(About this task) Within the entries below, find every line that has the string "Anzeigen", then copy it.

[Saved entries]

● ● ● ● ●

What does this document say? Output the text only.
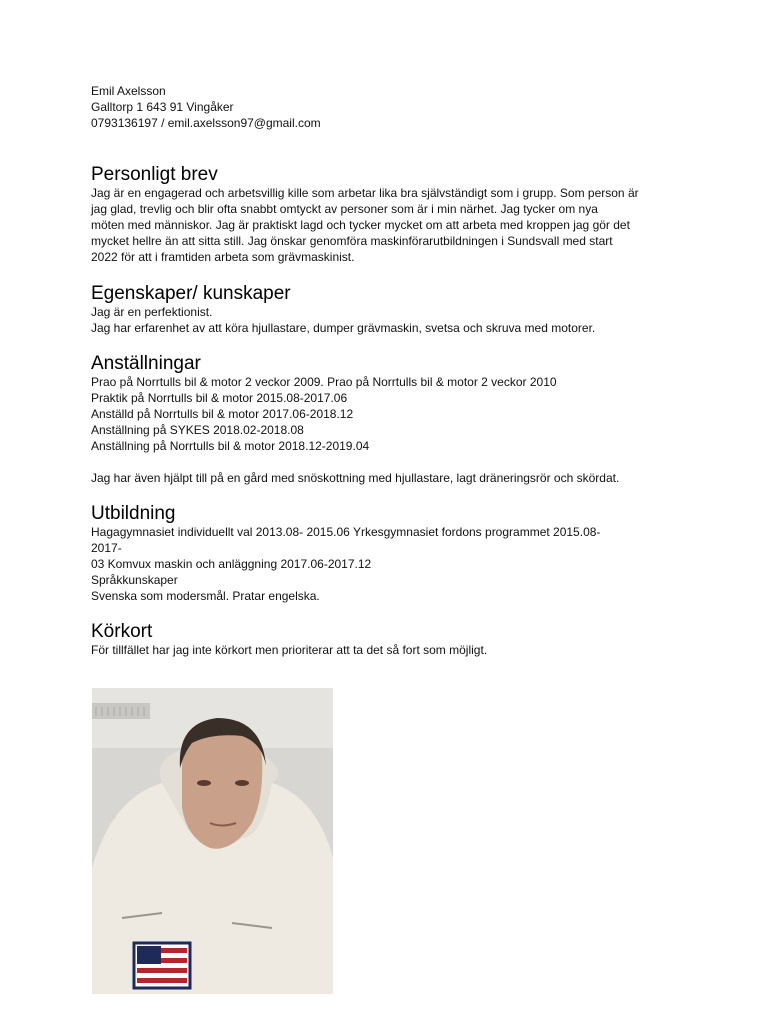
Emil Axelsson

Galltorp 1 643 91 Vingåker

0793136197 / emil.axelsson97@gmail.com

Personligt brev

Jag är en engagerad och arbetsvillig kille som arbetar lika bra självständigt som i grupp. Som person är

jag glad, trevlig och blir ofta snabbt omtyckt av personer som är i min närhet. Jag tycker om nya

möten med människor. Jag är praktiskt lagd och tycker mycket om att arbeta med kroppen jag gör det

mycket hellre än att sitta still. Jag önskar genomföra maskinförarutbildningen i Sundsvall med start

2022 för att i framtiden arbeta som grävmaskinist.

Egenskaper/ kunskaper

Jag är en perfektionist.

Jag har erfarenhet av att köra hjullastare, dumper grävmaskin, svetsa och skruva med motorer.

Anställningar

Prao på Norrtulls bil & motor 2 veckor 2009. Prao på Norrtulls bil & motor 2 veckor 2010

Praktik på Norrtulls bil & motor 2015.08-2017.06

Anställd på Norrtulls bil & motor 2017.06-2018.12

Anställning på SYKES 2018.02-2018.08

Anställning på Norrtulls bil & motor 2018.12-2019.04

Jag har även hjälpt till på en gård med snöskottning med hjullastare, lagt dräneringsrör och skördat.

Utbildning

Hagagymnasiet individuellt val 2013.08- 2015.06 Yrkesgymnasiet fordons programmet 2015.08-

2017-

03 Komvux maskin och anläggning 2017.06-2017.12

Språkkunskaper

Svenska som modersmål. Pratar engelska.

Körkort

För tillfället har jag inte körkort men prioriterar att ta det så fort som möjligt.
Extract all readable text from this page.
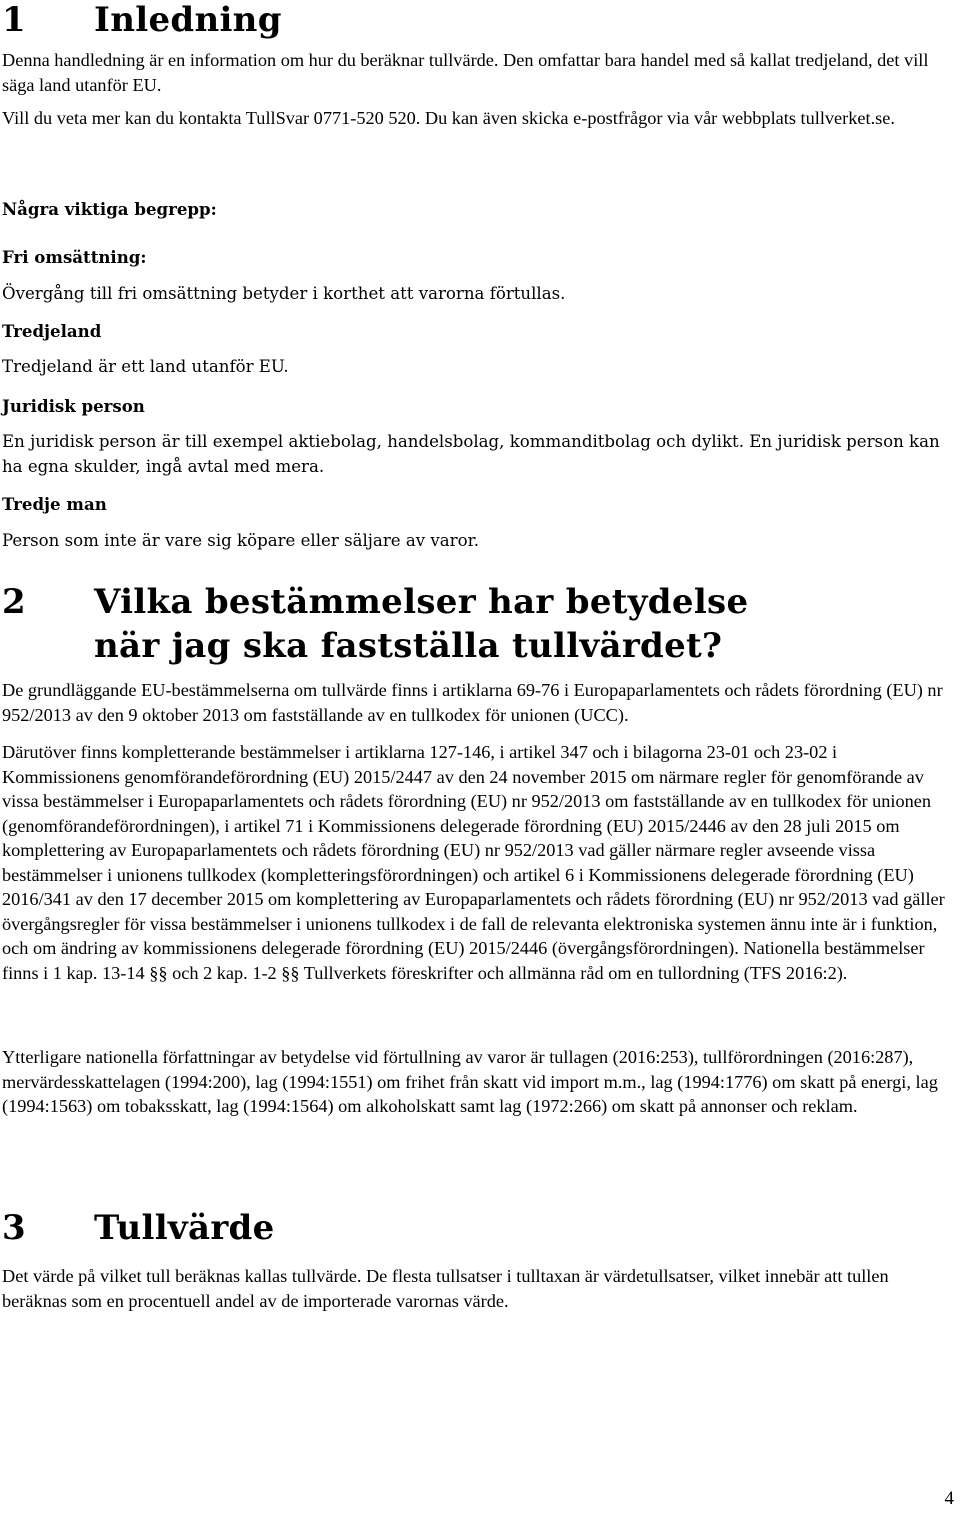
1 Inledning

Denna handledning är en information om hur du beräknar tullvärde. Den omfattar bara handel med så kallat tredjeland, det vill säga land utanför EU.

Vill du veta mer kan du kontakta TullSvar 0771-520 520. Du kan även skicka e-postfrågor via vår webbplats tullverket.se.

Några viktiga begrepp:
Fri omsättning:

Övergång till fri omsättning betyder i korthet att varorna förtullas.

Tredjeland

Tredjeland är ett land utanför EU.

Juridisk person

En juridisk person är till exempel aktiebolag, handelsbolag, kommanditbolag och dylikt. En juridisk person kan ha egna skulder, ingå avtal med mera.

Tredje man

Person som inte är vare sig köpare eller säljare av varor.

2 Vilka bestämmelser har betydelse
när jag ska fastställa tullvärdet?

De grundläggande EU-bestämmelserna om tullvärde finns i artiklarna 69-76 i Europaparlamentets och rådets förordning (EU) nr 952/2013 av den 9 oktober 2013 om fastställande av en tullkodex för unionen (UCC).

Därutöver finns kompletterande bestämmelser i artiklarna 127-146, i artikel 347 och i bilagorna 23-01 och 23-02 i Kommissionens genomförandeförordning (EU) 2015/2447 av den 24 november 2015 om närmare regler för genomförande av vissa bestämmelser i Europaparlamentets och rådets förordning (EU) nr 952/2013 om fastställande av en tullkodex för unionen (genomförandeförordningen), i artikel 71 i Kommissionens delegerade förordning (EU) 2015/2446 av den 28 juli 2015 om komplettering av Europaparlamentets och rådets förordning (EU) nr 952/2013 vad gäller närmare regler avseende vissa bestämmelser i unionens tullkodex (kompletteringsförordningen) och artikel 6 i Kommissionens delegerade förordning (EU) 2016/341 av den 17 december 2015 om komplettering av Europaparlamentets och rådets förordning (EU) nr 952/2013 vad gäller övergångsregler för vissa bestämmelser i unionens tullkodex i de fall de relevanta elektroniska systemen ännu inte är i funktion, och om ändring av kommissionens delegerade förordning (EU) 2015/2446 (övergångsförordningen). Nationella bestämmelser finns i 1 kap. 13-14 §§ och 2 kap. 1-2 §§ Tullverkets föreskrifter och allmänna råd om en tullordning (TFS 2016:2).

Ytterligare nationella författningar av betydelse vid förtullning av varor är tullagen (2016:253), tullförordningen (2016:287), mervärdesskattelagen (1994:200), lag (1994:1551) om frihet från skatt vid import m.m., lag (1994:1776) om skatt på energi, lag (1994:1563) om tobaksskatt, lag (1994:1564) om alkoholskatt samt lag (1972:266) om skatt på annonser och reklam.

3 Tullvärde

Det värde på vilket tull beräknas kallas tullvärde. De flesta tullsatser i tulltaxan är värdetullsatser, vilket innebär att tullen beräknas som en procentuell andel av de importerade varornas värde.

4
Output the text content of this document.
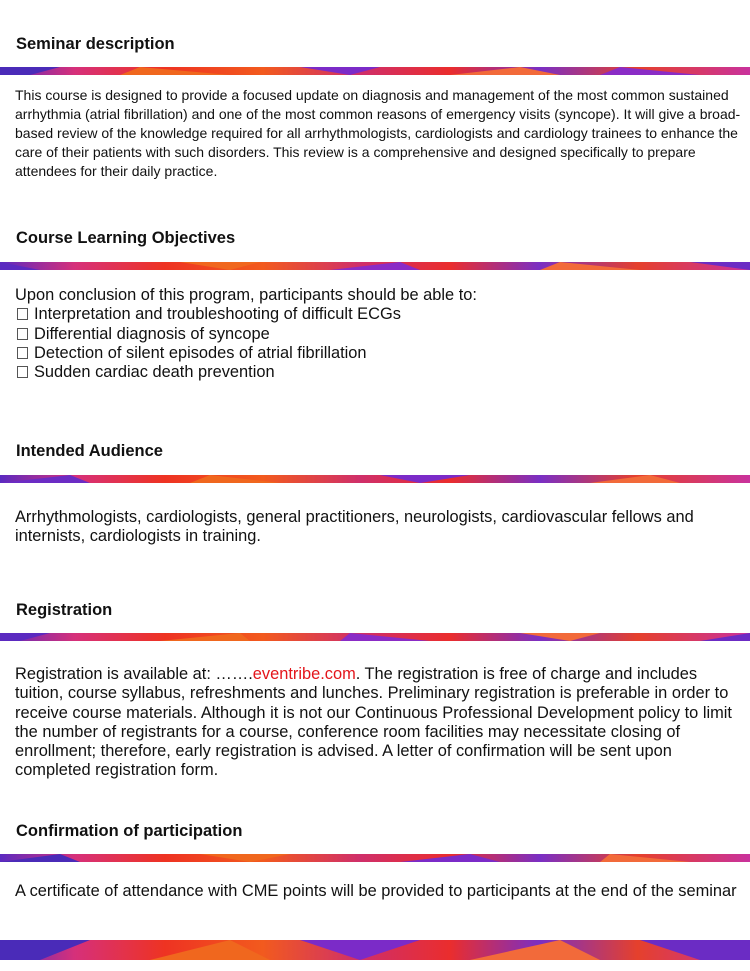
Seminar description

This course is designed to provide a focused update on diagnosis and management of the most common sustained arrhythmia (atrial fibrillation) and one of the most common reasons of emergency visits (syncope). It will give a broad-based review of the knowledge required for all arrhythmologists, cardiologists and cardiology trainees to enhance the care of their patients with such disorders. This review is a comprehensive and designed specifically to prepare attendees for their daily practice.

Course Learning Objectives
Upon conclusion of this program, participants should be able to:
Interpretation and troubleshooting of difficult ECGs
Differential diagnosis of syncope
Detection of silent episodes of atrial fibrillation
Sudden cardiac death prevention
Intended Audience

Arrhythmologists, cardiologists, general practitioners, neurologists, cardiovascular fellows and internists, cardiologists in training.

Registration

Registration is available at: …….eventribe.com. The registration is free of charge and includes tuition, course syllabus, refreshments and lunches. Preliminary registration is preferable in order to receive course materials. Although it is not our Continuous Professional Development policy to limit the number of registrants for a course, conference room facilities may necessitate closing of enrollment; therefore, early registration is advised. A letter of confirmation will be sent upon completed registration form.

Confirmation of participation

A certificate of attendance with CME points will be provided to participants at the end of the seminar
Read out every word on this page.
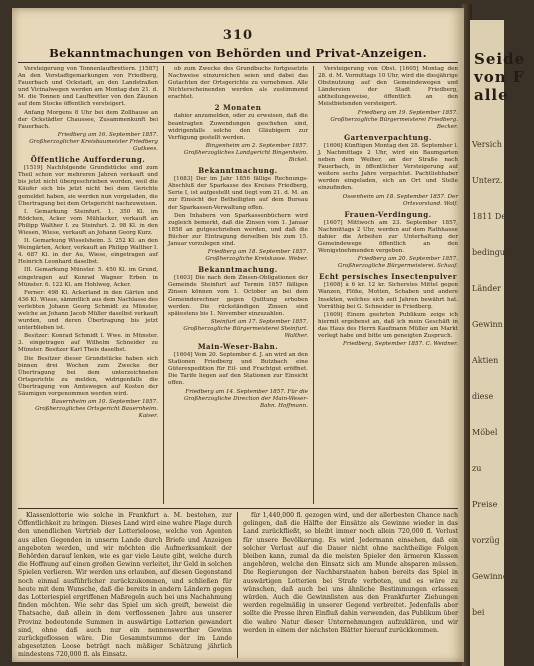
310
Bekanntmachungen von Behörden und Privat-Anzeigen.

Versteigerung von Tonnenlaufbrettern. [1587] An den Vorstadtgemarkungen von Friedberg, Fauerbach und Ockstadt, an den Landstraßen und Vicinalwegen werden am Montag den 21. d. M. die Tonnen und Laufbretter von den Zäunen auf dem Stocke öffentlich versteigert.

Anfang Morgens 8 Uhr bei dem Zollhause an der Ockstädter Chaussee, Zusammenkunft bei Fauerbach.

Friedberg am 16. September 1857. Großherzoglicher Kreisbaumeister Friedberg Gutkees.

Öffentliche Aufforderung.

[1519] Nachfolgende Grundstücke sind zum Theil schon vor mehreren Jahren verkauft und bis jetzt nicht übergeschrieben worden, weil die Käufer sich bis jetzt nicht bei dem Gerichte gemeldet haben, sie werden nun vorgeladen, die Übertragung bei dem Ortsgericht nachzuweisen.

I. Gemarkung Steinfurt. 1. 350 Kl. im Rödchen, Acker vom Mühlacker, verkauft an Philipp Walther I. zu Steinfurt. 2. 98 Kl. in den Wiesen, Wiese, verkauft an Johann Georg Kurz.

II. Gemarkung Wisselsheim. 3. 252 Kl. an den Weingärten, Acker, verkauft an Philipp Walther I. 4. 687 Kl. in der Au, Wiese, eingetragen auf Heinrich Leonhard daselbst.

III. Gemarkung Münster. 5. 450 Kl. im Grund, eingetragen auf Konrad Wagner Erben in Münster. 6. 122 Kl. am Hohlweg, Acker.

Ferner: 498 Kl. Ackerland in den Gärten und 436 Kl. Wiese, sämmtlich aus dem Nachlasse des verlebten Johann Georg Schmidt zu Münster, welche an Johann Jacob Müller daselbst verkauft wurden, und deren Übertragung bis jetzt unterblieben ist.

Besitzer: Konrad Schmidt I. Wwe. in Münster. 3. eingetragen auf Wilhelm Schneider zu Münster. Besitzer Karl Theis daselbst.

Die Besitzer dieser Grundstücke haben sich binnen drei Wochen zum Zwecke der Übertragung bei dem unterzeichneten Ortsgerichte zu melden, widrigenfalls die Übertragung von Amtswegen auf Kosten der Säumigen vorgenommen werden wird.

Bauernheim am 10. September 1857. Großherzogliches Ortsgericht Bauernheim. Kaiser.

ob zum Zwecke des Grundbuchs fortgesetzte Nachweise einzureichen seien und dabei das Gutachten der Ortsgerichte zu vernehmen. Alle Nichterscheinenden werden als zustimmend erachtet.

2 Monaten

dahier anzumelden, oder zu erweisen, daß die beantragten Zuwendungen geschehen sind, widrigenfalls solche den Gläubigern zur Verfügung gestellt werden.

Bingenheim am 2. September 1857. Großherzogliches Landgericht Bingenheim. Bickel.

Bekanntmachung.

[1683] Der im Jahr 1856 fällige Rechnungs-Abschluß der Sparkasse des Kreises Friedberg, Serie I, ist aufgestellt und liegt vom 21. d. M. an zur Einsicht der Betheiligten auf dem Bureau der Sparkassen-Verwaltung offen.

Den Inhabern von Sparkassenbüchern wird zugleich bemerkt, daß die Zinsen vom 1. Januar 1858 an gutgeschrieben werden, und daß die Bücher zur Eintragung derselben bis zum 15. Januar vorzulegen sind.

Friedberg am 18. September 1857. Großherzogliche Kreiskasse. Weber.

Bekanntmachung.

[1603] Die nach dem Zinsen-Obligationen der Gemeinde Steinfurt auf Termin 1857 fälligen Zinsen können vom 1. October an bei dem Gemeinderechner gegen Quittung erhoben werden. Die rückständigen Zinsen sind spätestens bis 1. November einzuzahlen.

Steinfurt am 17. September 1857. Großherzogliche Bürgermeisterei Steinfurt. Walther.

Main-Weser-Bahn.

[1604] Vom 20. September d. J. an wird an den Stationen Friedberg und Butzbach eine Güterexpedition für Eil- und Frachtgut eröffnet. Die Tarife liegen auf den Stationen zur Einsicht offen.

Friedberg am 14. September 1857. Für die Großherzogliche Direction der Main-Weser-Bahn. Hoffmann.

Versteigerung von Obst. [1605] Montag den 28. d. M. Vormittags 10 Uhr, wird die diesjährige Obstnutzung auf den Gemeindewegen und Ländereien der Stadt Friedberg, abtheilungsweise, öffentlich an den Meistbietenden versteigert.

Friedberg am 19. September 1857. Großherzogliche Bürgermeisterei Friedberg. Becker.

Gartenverpachtung.

[1606] Künftigen Montag den 28. September l. J. Nachmittags 2 Uhr, wird ein Baumgarten neben dem Weiher, an der Straße nach Fauerbach, in öffentlicher Versteigerung auf weitere sechs Jahre verpachtet. Pachtliebhaber werden eingeladen, sich an Ort und Stelle einzufinden.

Ossenheim am 18. September 1857. Der Ortsvorstand. Wolf.

Frauen-Verdingung.

[1607] Mittwoch am 23. September 1857, Nachmittags 2 Uhr, werden auf dem Rathhause dahier die Arbeiten zur Unterhaltung der Gemeindewege öffentlich an den Wenigstnehmenden vergeben.

Friedberg am 20. September 1857. Großherzogliche Bürgermeisterei. Schaaf.

Echt persisches Insectenpulver

[1608] à 6 kr. 12 kr. Sicherstes Mittel gegen Wanzen, Flöhe, Motten, Schaben und andere Insekten, welches sich seit Jahren bewährt hat. Vorräthig bei G. Schneider in Friedberg.

[1609] Einem geehrten Publikum zeige ich hiermit ergebenst an, daß ich mein Geschäft in das Haus des Herrn Kaufmann Müller am Markt verlegt habe und bitte um geneigten Zuspruch.

Friedberg, September 1857. C. Weidner.

Klassenlotterie wie solche in Frankfurt a. M. bestehen, zur Öffentlichkeit zu bringen. Dieses Land wird eine wahre Plage durch den unendlichen Vertrieb der Lotterieloose, welche von Agenten aus allen Gegenden in unserm Lande durch Briefe und Anzeigen angeboten werden, und wir möchten die Aufmerksamkeit der Behörden darauf lenken, wie es gar viele Leute gibt, welche durch die Hoffnung auf einen großen Gewinn verleitet, ihr Geld in solchen Spielen verlieren. Wir werden uns erlauben, auf diesen Gegenstand noch einmal ausführlicher zurückzukommen, und schließen für heute mit dem Wunsche, daß die bereits in andern Ländern gegen das Lotteriespiel ergriffenen Maßregeln auch bei uns Nachahmung finden möchten. Wie sehr das Spiel um sich greift, beweist die Thatsache, daß allein in dem verflossenen Jahre aus unserer Provinz bedeutende Summen in auswärtige Lotterien gewandert sind, ohne daß auch nur ein nennenswerther Gewinn zurückgeflossen wäre. Die Gesammtsumme der im Lande abgesetzten Loose beträgt nach mäßiger Schätzung jährlich mindestens 720,000 fl. als Einsatz.

für 1,440,000 fl. gezogen wird, und der allerbesten Chance nach gelingen, daß die Hälfte der Einsätze als Gewinne wieder in das Land zurückfließt, so bleibt immer noch allein 720,000 fl. Verlust für unsere Bevölkerung. Es wird Jedermann einsehen, daß ein solcher Verlust auf die Dauer nicht ohne nachtheilige Folgen bleiben kann, zumal da die meisten Spieler den ärmeren Klassen angehören, welche den Einsatz sich am Munde absparen müssen. Die Regierungen der Nachbarstaaten haben bereits das Spiel in auswärtigen Lotterien bei Strafe verboten, und es wäre zu wünschen, daß auch bei uns ähnliche Bestimmungen erlassen würden. Auch die Gewinnlisten aus den Frankfurter Ziehungen werden regelmäßig in unserer Gegend verbreitet. Jedenfalls aber sollte die Presse ihren Einfluß dahin verwenden, das Publikum über die wahre Natur dieser Unternehmungen aufzuklären, und wir werden in einem der nächsten Blätter hierauf zurückkommen.

Seide
von F
alle
Versich
Unterz.
1811 De
bedingun
Länder
Gewinn
Aktien
diese
Möbel
zu
Preise
vorzüg
Gewinne
bei
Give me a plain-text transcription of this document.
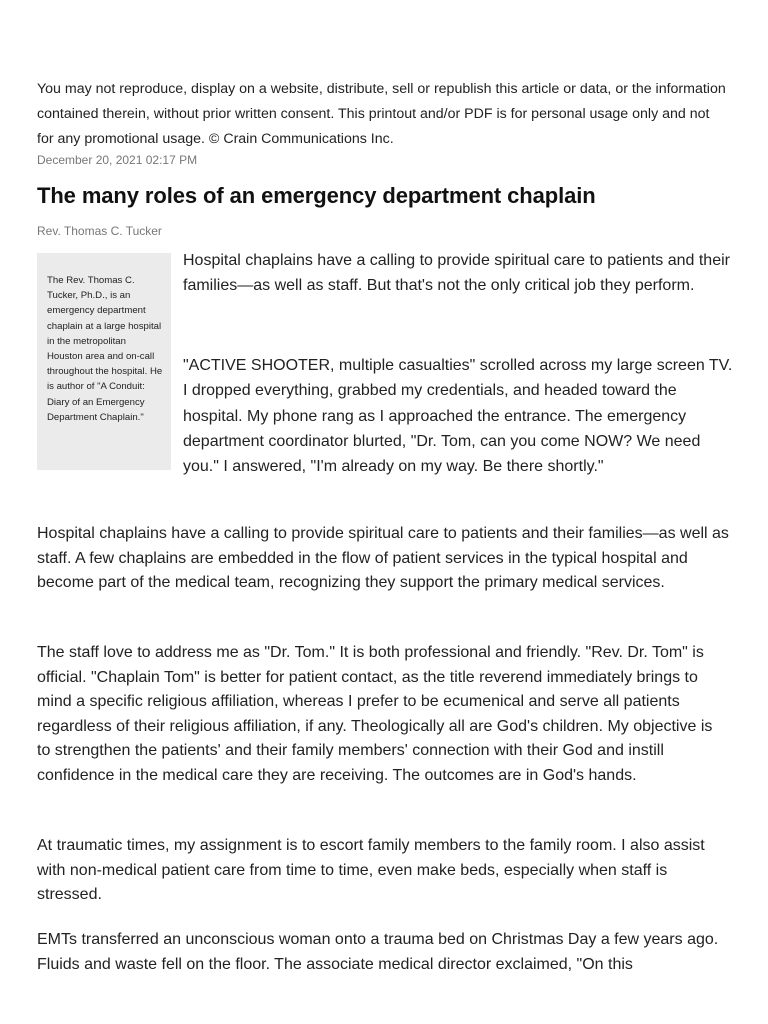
You may not reproduce, display on a website, distribute, sell or republish this article or data, or the information contained therein, without prior written consent. This printout and/or PDF is for personal usage only and not for any promotional usage. © Crain Communications Inc.
December 20, 2021 02:17 PM
The many roles of an emergency department chaplain
Rev. Thomas C. Tucker
The Rev. Thomas C. Tucker, Ph.D., is an emergency department chaplain at a large hospital in the metropolitan Houston area and on-call throughout the hospital. He is author of "A Conduit: Diary of an Emergency Department Chaplain."

Hospital chaplains have a calling to provide spiritual care to patients and their families—as well as staff. But that's not the only critical job they perform.

"ACTIVE SHOOTER, multiple casualties" scrolled across my large screen TV. I dropped everything, grabbed my credentials, and headed toward the hospital. My phone rang as I approached the entrance. The emergency department coordinator blurted, "Dr. Tom, can you come NOW? We need you." I answered, "I'm already on my way. Be there shortly."

Hospital chaplains have a calling to provide spiritual care to patients and their families—as well as staff. A few chaplains are embedded in the flow of patient services in the typical hospital and become part of the medical team, recognizing they support the primary medical services.

The staff love to address me as "Dr. Tom." It is both professional and friendly. "Rev. Dr. Tom" is official. "Chaplain Tom" is better for patient contact, as the title reverend immediately brings to mind a specific religious affiliation, whereas I prefer to be ecumenical and serve all patients regardless of their religious affiliation, if any. Theologically all are God's children. My objective is to strengthen the patients' and their family members' connection with their God and instill confidence in the medical care they are receiving. The outcomes are in God's hands.

At traumatic times, my assignment is to escort family members to the family room. I also assist with non-medical patient care from time to time, even make beds, especially when staff is stressed.

EMTs transferred an unconscious woman onto a trauma bed on Christmas Day a few years ago. Fluids and waste fell on the floor. The associate medical director exclaimed, "On this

● ● ● ● ●

(Completed task)
Bekanntmachungen von Behörden und Privat-Anzeigen.
Klassenlotterie wie solche in Frankfurt a. M. bestehen, zur Öffentlichkeit zu bringen. Dieses Land wird eine wahre Plage durch den unendlichen Vertrieb der Lotterieloose, welche von Agenten aus allen Gegenden in unserm Lande durch Briefe und Anzeigen angeboten werden, und wir möchten die Aufmerksamkeit der Behörden darauf lenken, wie es gar viele Leute gibt, welche durch die Hoffnung auf einen großen Gewinn verleitet, ihr Geld in solchen Spielen verlieren. Wir werden uns erlauben, auf diesen Gegenstand noch einmal ausführlicher zurückzukommen, und schließen für heute mit dem Wunsche, daß die bereits in andern Ländern gegen das Lotteriespiel ergriffenen Maßregeln auch bei uns Nachahmung finden möchten. Wie sehr das Spiel um sich greift, beweist die Thatsache, daß allein in dem verflossenen Jahre aus unserer Provinz bedeutende Summen in auswärtige Lotterien gewandert sind, ohne daß auch nur ein nennenswerther Gewinn zurückgeflossen wäre. Die Gesammtsumme der im Lande abgesetzten Loose beträgt nach mäßiger Schätzung jährlich mindestens 720,000 fl. als Einsatz.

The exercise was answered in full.